__BRIEF__. Type out the material below exactly.

__Collected data__.
****

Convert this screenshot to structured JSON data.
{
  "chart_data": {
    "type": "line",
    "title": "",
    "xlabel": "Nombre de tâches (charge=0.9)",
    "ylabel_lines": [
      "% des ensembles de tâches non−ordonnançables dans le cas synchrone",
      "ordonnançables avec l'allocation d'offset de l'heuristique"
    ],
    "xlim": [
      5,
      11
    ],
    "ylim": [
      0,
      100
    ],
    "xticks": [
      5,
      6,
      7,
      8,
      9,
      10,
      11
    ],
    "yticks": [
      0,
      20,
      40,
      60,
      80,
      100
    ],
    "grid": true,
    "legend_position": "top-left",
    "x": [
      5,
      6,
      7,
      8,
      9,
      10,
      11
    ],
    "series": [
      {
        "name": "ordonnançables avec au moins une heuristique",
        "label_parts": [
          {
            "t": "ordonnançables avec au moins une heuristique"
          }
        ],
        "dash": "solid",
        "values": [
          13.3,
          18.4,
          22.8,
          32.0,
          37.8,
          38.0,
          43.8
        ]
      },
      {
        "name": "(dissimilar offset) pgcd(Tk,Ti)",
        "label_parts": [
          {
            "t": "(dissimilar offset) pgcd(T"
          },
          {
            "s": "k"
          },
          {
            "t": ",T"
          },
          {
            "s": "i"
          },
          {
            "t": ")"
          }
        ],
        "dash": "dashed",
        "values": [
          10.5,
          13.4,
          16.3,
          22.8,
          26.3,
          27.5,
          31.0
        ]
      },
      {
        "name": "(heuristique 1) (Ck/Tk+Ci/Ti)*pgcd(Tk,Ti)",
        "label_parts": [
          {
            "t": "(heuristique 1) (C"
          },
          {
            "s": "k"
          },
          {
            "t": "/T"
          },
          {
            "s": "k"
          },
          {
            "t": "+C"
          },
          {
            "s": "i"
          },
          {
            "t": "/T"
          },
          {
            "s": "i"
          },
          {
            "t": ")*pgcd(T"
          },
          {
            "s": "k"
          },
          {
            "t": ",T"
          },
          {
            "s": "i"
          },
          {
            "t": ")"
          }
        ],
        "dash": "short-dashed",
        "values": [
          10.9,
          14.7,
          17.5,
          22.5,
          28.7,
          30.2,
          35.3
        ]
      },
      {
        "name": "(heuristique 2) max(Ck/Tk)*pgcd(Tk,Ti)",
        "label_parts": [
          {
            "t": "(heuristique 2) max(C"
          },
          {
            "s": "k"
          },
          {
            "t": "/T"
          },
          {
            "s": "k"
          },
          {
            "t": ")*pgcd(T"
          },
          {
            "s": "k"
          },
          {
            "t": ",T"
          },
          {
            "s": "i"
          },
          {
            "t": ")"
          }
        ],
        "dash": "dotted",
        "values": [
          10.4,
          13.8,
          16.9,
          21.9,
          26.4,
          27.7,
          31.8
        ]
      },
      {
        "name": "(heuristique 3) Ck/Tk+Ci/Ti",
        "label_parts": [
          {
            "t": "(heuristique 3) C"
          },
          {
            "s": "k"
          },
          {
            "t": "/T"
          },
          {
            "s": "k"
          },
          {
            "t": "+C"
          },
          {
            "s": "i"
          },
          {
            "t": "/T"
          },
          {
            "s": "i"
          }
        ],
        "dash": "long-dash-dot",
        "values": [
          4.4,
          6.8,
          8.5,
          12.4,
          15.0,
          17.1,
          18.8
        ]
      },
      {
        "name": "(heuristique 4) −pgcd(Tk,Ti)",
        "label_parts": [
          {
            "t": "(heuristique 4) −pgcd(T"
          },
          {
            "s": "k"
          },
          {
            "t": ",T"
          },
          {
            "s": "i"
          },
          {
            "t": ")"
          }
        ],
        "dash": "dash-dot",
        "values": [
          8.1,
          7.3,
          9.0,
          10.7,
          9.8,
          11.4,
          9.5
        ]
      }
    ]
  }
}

****

__THE RESULT__.
Convert this screenshot to structured JSON data.
{
  "chart_data": {
    "type": "line",
    "title": "",
    "xlabel": "Nombre de tâches (charge=0.9)",
    "ylabel_lines": [
      "% des ensembles de tâches non−ordonnançables dans le cas synchrone",
      "ordonnançables avec l'allocation d'offset de l'heuristique"
    ],
    "xlim": [
      5,
      11
    ],
    "ylim": [
      0,
      100
    ],
    "xticks": [
      5,
      6,
      7,
      8,
      9,
      10,
      11
    ],
    "yticks": [
      0,
      20,
      40,
      60,
      80,
      100
    ],
    "grid": true,
    "legend_position": "top-left",
    "x": [
      5,
      6,
      7,
      8,
      9,
      10,
      11
    ],
    "series": [
      {
        "name": "ordonnançables avec au moins une heuristique",
        "label_parts": [
          {
            "t": "ordonnançables avec au moins une heuristique"
          }
        ],
        "dash": "solid",
        "values": [
          13.3,
          18.4,
          22.8,
          32.0,
          37.8,
          38.0,
          43.8
        ]
      },
      {
        "name": "(dissimilar offset) pgcd(Tk,Ti)",
        "label_parts": [
          {
            "t": "(dissimilar offset) pgcd(T"
          },
          {
            "s": "k"
          },
          {
            "t": ",T"
          },
          {
            "s": "i"
          },
          {
            "t": ")"
          }
        ],
        "dash": "dashed",
        "values": [
          10.5,
          13.4,
          16.3,
          22.8,
          26.3,
          27.5,
          31.0
        ]
      },
      {
        "name": "(heuristique 1) (Ck/Tk+Ci/Ti)*pgcd(Tk,Ti)",
        "label_parts": [
          {
            "t": "(heuristique 1) (C"
          },
          {
            "s": "k"
          },
          {
            "t": "/T"
          },
          {
            "s": "k"
          },
          {
            "t": "+C"
          },
          {
            "s": "i"
          },
          {
            "t": "/T"
          },
          {
            "s": "i"
          },
          {
            "t": ")*pgcd(T"
          },
          {
            "s": "k"
          },
          {
            "t": ",T"
          },
          {
            "s": "i"
          },
          {
            "t": ")"
          }
        ],
        "dash": "short-dashed",
        "values": [
          10.9,
          14.7,
          17.5,
          22.5,
          28.7,
          30.2,
          35.3
        ]
      },
      {
        "name": "(heuristique 2) max(Ck/Tk)*pgcd(Tk,Ti)",
        "label_parts": [
          {
            "t": "(heuristique 2) max(C"
          },
          {
            "s": "k"
          },
          {
            "t": "/T"
          },
          {
            "s": "k"
          },
          {
            "t": ")*pgcd(T"
          },
          {
            "s": "k"
          },
          {
            "t": ",T"
          },
          {
            "s": "i"
          },
          {
            "t": ")"
          }
        ],
        "dash": "dotted",
        "values": [
          10.4,
          13.8,
          16.9,
          21.9,
          26.4,
          27.7,
          31.8
        ]
      },
      {
        "name": "(heuristique 3) Ck/Tk+Ci/Ti",
        "label_parts": [
          {
            "t": "(heuristique 3) C"
          },
          {
            "s": "k"
          },
          {
            "t": "/T"
          },
          {
            "s": "k"
          },
          {
            "t": "+C"
          },
          {
            "s": "i"
          },
          {
            "t": "/T"
          },
          {
            "s": "i"
          }
        ],
        "dash": "long-dash-dot",
        "values": [
          4.4,
          6.8,
          8.5,
          12.4,
          15.0,
          17.1,
          18.8
        ]
      },
      {
        "name": "(heuristique 4) −pgcd(Tk,Ti)",
        "label_parts": [
          {
            "t": "(heuristique 4) −pgcd(T"
          },
          {
            "s": "k"
          },
          {
            "t": ",T"
          },
          {
            "s": "i"
          },
          {
            "t": ")"
          }
        ],
        "dash": "dash-dot",
        "values": [
          8.1,
          7.3,
          9.0,
          10.7,
          9.8,
          11.4,
          9.5
        ]
      }
    ]
  }
}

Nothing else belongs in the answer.